- Work instructions -
Read through the data and report every line in which the word "precipitation" occurs.

[Entries with figure data]
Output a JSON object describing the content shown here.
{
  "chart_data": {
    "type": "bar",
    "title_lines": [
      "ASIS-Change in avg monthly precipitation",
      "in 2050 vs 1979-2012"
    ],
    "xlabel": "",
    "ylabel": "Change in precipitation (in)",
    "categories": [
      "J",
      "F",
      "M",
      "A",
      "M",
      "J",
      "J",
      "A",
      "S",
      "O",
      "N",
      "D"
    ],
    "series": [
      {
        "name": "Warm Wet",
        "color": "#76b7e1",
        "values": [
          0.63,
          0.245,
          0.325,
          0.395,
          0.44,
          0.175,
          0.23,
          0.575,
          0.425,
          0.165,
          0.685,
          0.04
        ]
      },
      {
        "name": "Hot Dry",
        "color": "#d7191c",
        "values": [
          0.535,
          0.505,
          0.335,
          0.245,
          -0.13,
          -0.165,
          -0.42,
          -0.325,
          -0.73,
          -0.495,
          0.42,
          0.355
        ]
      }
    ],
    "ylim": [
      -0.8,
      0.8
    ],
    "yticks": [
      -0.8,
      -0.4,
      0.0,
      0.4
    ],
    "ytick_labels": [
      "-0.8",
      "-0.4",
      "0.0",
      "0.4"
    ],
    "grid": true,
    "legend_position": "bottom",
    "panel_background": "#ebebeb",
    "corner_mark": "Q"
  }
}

...

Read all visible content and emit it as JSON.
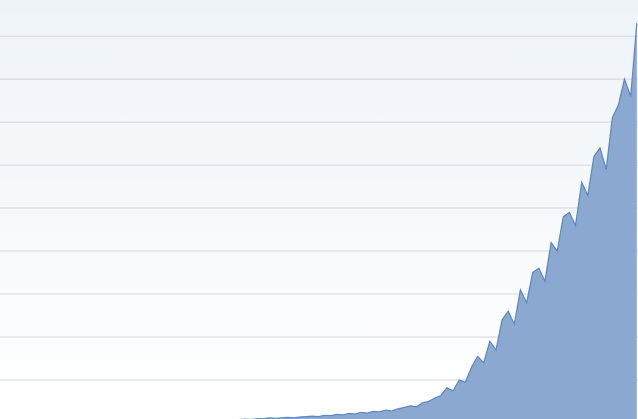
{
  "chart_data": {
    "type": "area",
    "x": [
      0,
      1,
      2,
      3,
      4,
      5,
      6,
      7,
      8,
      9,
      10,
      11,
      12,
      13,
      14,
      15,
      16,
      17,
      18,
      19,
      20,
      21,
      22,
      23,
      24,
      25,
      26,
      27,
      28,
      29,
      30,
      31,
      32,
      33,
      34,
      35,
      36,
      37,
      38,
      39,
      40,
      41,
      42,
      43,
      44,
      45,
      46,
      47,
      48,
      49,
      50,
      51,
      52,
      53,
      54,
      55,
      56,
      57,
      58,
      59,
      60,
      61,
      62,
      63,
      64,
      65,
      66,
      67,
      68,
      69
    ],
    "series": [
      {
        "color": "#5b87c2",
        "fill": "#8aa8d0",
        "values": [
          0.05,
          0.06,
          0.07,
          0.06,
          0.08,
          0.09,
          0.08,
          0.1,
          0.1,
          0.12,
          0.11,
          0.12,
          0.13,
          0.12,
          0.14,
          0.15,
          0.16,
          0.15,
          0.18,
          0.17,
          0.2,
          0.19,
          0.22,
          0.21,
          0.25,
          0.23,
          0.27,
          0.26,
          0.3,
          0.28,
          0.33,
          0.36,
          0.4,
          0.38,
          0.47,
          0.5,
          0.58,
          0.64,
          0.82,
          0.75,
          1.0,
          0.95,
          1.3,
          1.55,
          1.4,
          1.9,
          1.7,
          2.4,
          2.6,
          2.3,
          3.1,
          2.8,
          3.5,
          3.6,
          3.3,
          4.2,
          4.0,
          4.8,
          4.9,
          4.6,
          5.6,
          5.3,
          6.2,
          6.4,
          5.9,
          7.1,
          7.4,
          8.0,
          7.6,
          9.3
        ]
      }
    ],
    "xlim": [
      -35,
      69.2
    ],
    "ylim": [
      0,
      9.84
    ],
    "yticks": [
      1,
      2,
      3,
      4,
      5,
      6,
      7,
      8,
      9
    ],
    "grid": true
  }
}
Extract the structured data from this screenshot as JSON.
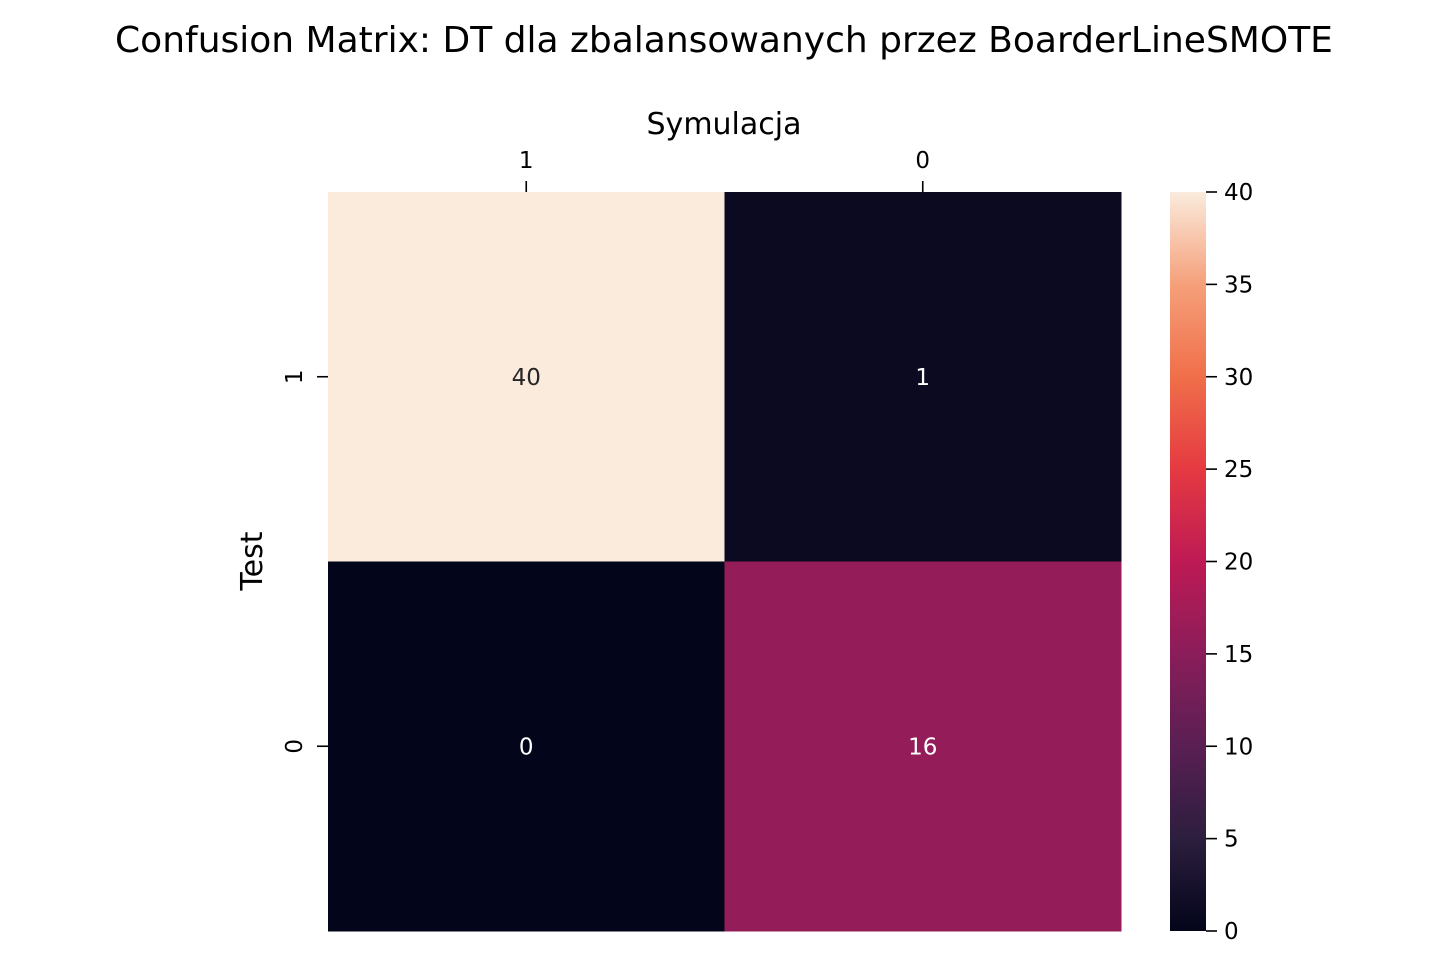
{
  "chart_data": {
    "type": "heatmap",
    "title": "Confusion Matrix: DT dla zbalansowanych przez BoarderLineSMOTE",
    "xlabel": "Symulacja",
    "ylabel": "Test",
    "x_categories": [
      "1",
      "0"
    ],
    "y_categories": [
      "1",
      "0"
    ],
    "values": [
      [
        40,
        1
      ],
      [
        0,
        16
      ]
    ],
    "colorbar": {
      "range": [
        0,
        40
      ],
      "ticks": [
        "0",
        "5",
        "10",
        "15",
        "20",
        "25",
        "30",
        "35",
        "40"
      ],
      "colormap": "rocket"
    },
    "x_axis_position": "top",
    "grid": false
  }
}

- Task output -
      "ASIS-Change in avg monthly precipitation",
    "ylabel": "Change in precipitation (in)",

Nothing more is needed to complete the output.